---- Dataset extract
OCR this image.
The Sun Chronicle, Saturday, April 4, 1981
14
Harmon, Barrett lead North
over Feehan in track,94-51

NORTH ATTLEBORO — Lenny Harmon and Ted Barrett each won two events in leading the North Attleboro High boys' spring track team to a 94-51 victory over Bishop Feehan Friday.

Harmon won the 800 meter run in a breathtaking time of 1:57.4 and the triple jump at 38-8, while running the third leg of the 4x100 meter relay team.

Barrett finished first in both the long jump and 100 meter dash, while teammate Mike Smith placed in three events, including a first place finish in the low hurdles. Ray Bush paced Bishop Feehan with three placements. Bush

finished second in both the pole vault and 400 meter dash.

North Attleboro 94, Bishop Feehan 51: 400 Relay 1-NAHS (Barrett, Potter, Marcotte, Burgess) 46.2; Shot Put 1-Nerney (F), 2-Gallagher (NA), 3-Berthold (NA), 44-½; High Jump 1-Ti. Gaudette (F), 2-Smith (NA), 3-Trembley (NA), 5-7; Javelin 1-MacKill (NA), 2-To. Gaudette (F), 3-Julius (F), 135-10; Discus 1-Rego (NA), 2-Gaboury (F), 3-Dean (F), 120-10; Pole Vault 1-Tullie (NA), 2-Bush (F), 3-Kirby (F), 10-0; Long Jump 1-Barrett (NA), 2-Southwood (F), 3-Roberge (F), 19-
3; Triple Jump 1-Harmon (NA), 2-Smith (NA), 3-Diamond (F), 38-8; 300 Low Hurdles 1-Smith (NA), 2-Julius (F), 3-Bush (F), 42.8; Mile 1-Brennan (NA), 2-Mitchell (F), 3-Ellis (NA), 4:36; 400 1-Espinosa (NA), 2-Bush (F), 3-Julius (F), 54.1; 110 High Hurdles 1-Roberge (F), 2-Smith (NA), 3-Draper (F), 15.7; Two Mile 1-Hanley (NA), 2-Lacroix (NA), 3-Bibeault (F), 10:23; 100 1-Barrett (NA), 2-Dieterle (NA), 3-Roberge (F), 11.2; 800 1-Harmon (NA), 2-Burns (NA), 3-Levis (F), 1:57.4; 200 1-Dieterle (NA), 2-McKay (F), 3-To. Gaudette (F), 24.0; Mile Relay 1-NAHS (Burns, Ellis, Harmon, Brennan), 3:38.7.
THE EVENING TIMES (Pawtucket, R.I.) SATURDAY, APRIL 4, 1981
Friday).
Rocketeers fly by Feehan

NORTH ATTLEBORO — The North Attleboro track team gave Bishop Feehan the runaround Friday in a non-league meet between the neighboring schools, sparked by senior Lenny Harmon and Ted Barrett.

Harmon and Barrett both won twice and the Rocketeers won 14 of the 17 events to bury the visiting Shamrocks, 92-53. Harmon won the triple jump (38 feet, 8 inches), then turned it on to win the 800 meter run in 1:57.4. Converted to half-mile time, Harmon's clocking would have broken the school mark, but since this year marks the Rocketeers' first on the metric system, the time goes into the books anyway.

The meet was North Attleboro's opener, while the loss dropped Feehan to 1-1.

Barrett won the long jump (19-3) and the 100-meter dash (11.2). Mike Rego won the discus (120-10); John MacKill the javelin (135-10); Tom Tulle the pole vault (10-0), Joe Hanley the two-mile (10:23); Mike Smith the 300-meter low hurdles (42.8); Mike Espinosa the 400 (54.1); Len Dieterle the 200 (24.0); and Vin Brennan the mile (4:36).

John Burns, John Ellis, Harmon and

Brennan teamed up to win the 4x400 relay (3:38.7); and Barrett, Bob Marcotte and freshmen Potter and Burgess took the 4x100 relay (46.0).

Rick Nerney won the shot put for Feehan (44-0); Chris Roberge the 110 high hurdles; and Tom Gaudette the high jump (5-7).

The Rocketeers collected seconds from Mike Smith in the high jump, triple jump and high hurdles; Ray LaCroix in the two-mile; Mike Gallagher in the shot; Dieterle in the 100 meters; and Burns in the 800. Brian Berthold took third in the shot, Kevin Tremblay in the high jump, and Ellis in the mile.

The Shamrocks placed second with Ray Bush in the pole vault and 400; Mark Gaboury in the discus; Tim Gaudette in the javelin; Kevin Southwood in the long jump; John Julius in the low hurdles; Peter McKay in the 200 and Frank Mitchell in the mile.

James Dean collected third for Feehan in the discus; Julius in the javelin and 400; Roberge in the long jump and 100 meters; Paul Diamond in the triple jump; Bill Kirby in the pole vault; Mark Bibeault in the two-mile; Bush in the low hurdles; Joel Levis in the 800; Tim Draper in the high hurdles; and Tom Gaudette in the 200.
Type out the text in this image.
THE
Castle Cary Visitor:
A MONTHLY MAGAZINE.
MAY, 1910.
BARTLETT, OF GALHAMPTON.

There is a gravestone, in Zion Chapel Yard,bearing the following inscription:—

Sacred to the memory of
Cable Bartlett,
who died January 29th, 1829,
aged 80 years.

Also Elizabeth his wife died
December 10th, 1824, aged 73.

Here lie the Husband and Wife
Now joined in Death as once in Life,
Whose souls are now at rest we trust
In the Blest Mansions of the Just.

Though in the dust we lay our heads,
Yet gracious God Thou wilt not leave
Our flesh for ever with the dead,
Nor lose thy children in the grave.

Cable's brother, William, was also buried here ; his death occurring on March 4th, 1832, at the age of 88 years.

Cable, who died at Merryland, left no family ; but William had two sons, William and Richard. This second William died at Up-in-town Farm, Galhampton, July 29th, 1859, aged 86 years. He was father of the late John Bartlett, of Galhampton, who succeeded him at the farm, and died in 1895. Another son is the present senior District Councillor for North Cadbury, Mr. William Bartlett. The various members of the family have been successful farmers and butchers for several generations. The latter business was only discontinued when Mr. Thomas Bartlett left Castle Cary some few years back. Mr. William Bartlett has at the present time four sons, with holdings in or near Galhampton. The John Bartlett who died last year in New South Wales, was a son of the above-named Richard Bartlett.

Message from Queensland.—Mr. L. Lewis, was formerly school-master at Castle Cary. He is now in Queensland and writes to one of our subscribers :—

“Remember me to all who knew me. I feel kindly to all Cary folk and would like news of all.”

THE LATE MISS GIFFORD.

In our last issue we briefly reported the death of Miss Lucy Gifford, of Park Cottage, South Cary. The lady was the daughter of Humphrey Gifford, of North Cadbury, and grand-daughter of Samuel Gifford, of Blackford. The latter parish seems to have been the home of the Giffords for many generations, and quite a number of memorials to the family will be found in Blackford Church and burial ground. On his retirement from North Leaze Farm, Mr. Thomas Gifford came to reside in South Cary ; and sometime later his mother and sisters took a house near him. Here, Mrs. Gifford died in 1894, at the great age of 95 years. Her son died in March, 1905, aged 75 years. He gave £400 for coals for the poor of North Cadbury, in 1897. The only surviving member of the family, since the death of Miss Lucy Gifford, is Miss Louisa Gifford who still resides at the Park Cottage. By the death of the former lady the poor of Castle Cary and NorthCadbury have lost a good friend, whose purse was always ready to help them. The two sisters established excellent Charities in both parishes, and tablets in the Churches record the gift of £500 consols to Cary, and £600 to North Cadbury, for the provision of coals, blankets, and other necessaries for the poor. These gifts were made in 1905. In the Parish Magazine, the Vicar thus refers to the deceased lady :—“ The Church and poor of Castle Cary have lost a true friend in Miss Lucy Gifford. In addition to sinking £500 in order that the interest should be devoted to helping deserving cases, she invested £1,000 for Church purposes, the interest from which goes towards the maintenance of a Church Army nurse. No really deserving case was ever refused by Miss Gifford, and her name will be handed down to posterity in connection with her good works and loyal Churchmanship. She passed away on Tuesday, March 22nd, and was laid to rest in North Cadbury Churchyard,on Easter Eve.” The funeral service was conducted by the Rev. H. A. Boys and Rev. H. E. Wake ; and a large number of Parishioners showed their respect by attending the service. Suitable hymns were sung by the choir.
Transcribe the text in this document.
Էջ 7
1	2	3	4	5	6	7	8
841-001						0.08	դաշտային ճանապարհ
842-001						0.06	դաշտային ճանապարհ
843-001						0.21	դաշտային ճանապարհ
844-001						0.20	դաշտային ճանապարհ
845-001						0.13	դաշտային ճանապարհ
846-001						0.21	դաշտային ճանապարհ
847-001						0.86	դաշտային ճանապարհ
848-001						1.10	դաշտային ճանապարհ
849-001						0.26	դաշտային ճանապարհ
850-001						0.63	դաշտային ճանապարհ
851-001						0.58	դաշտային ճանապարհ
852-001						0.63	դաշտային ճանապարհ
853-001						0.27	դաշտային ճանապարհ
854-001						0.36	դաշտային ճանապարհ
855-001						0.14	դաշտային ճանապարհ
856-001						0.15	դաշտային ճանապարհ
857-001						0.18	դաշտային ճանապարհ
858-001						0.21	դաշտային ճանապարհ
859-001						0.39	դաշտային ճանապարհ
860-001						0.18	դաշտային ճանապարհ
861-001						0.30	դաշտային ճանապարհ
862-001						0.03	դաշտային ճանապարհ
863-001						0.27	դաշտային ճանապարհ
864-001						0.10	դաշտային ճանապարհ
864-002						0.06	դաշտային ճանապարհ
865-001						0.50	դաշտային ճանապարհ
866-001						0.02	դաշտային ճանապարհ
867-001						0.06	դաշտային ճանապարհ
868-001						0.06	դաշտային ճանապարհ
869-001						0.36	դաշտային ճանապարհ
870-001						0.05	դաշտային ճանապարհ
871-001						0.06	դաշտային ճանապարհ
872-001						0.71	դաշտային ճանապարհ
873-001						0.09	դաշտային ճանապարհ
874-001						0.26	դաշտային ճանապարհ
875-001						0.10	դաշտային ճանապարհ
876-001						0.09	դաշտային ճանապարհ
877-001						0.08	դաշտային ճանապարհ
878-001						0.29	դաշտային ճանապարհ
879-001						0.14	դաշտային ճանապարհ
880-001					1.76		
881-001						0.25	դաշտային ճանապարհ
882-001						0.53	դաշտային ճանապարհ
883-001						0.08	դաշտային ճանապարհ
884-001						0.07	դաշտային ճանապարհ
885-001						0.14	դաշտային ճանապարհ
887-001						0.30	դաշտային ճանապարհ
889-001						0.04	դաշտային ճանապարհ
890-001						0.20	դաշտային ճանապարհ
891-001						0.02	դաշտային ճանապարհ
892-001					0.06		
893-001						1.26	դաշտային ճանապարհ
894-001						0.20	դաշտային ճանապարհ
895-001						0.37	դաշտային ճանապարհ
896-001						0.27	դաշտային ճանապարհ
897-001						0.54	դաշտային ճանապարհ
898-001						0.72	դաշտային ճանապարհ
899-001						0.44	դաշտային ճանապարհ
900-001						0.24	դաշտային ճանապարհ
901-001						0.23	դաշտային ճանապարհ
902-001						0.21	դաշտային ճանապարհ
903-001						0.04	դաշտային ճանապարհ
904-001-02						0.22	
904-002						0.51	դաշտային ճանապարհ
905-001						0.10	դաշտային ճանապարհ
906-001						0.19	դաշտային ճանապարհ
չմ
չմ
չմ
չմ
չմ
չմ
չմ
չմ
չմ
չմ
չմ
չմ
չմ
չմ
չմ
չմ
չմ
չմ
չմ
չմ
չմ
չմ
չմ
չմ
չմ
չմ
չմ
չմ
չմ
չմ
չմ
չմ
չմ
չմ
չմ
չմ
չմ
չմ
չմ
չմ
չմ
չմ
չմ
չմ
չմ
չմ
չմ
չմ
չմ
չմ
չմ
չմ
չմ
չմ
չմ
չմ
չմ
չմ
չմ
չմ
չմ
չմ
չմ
--------
Select the lines that carry the string "text" and copy them.

Type out the text in this image.
Transcribe the text in this document.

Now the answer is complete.